DESCRIPTION OF THE TASK: Copy all the data exactly, except the pictures.

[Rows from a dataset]
= = =
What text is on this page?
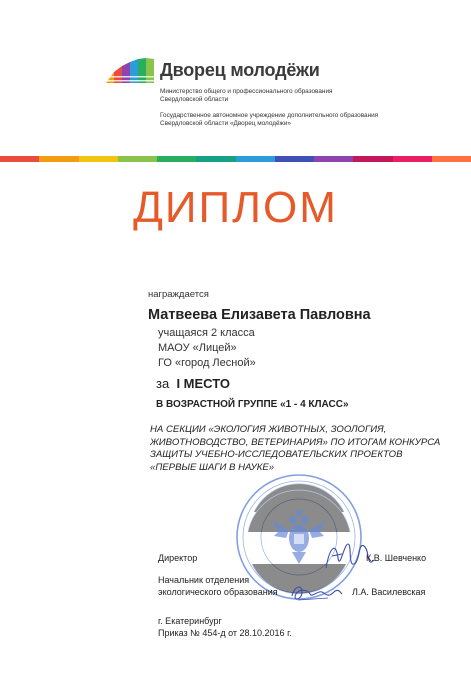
Дворец молодёжи
Министерство общего и профессионального образования Свердловской области
Государственное автономное учреждение дополнительного образования Свердловской области «Дворец молодёжи»
ДИПЛОМ
награждается
Матвеева Елизавета Павловна
учащаяся 2 класса
МАОУ «Лицей»
ГО «город Лесной»
за I МЕСТО
В ВОЗРАСТНОЙ ГРУППЕ «1 - 4 КЛАСС»
НА СЕКЦИИ «ЭКОЛОГИЯ ЖИВОТНЫХ, ЗООЛОГИЯ, ЖИВОТНОВОДСТВО, ВЕТЕРИНАРИЯ» ПО ИТОГАМ КОНКУРСА ЗАЩИТЫ УЧЕБНО-ИССЛЕДОВАТЕЛЬСКИХ ПРОЕКТОВ «ПЕРВЫЕ ШАГИ В НАУКЕ»
Директор	К.В. Шевченко
Начальник отделения
экологического образования	Л.А. Василевская
г. Екатеринбург
Приказ № 454-д от 28.10.2016 г.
= = =
COMPLETED EXERCISE:
What text is on this page?
Дворец молодёжи
Министерство общего и профессионального образования Свердловской области
Государственное автономное учреждение дополнительного образования Свердловской области «Дворец молодёжи»
ДИПЛОМ
награждается
Матвеева Елизавета Павловна
учащаяся 2 класса
МАОУ «Лицей»
ГО «город Лесной»
за I МЕСТО
В ВОЗРАСТНОЙ ГРУППЕ «1 - 4 КЛАСС»
НА СЕКЦИИ «ЭКОЛОГИЯ ЖИВОТНЫХ, ЗООЛОГИЯ, ЖИВОТНОВОДСТВО, ВЕТЕРИНАРИЯ» ПО ИТОГАМ КОНКУРСА ЗАЩИТЫ УЧЕБНО-ИССЛЕДОВАТЕЛЬСКИХ ПРОЕКТОВ «ПЕРВЫЕ ШАГИ В НАУКЕ»
Директор	К.В. Шевченко
Начальник отделения
экологического образования	Л.А. Василевская
г. Екатеринбург
Приказ № 454-д от 28.10.2016 г.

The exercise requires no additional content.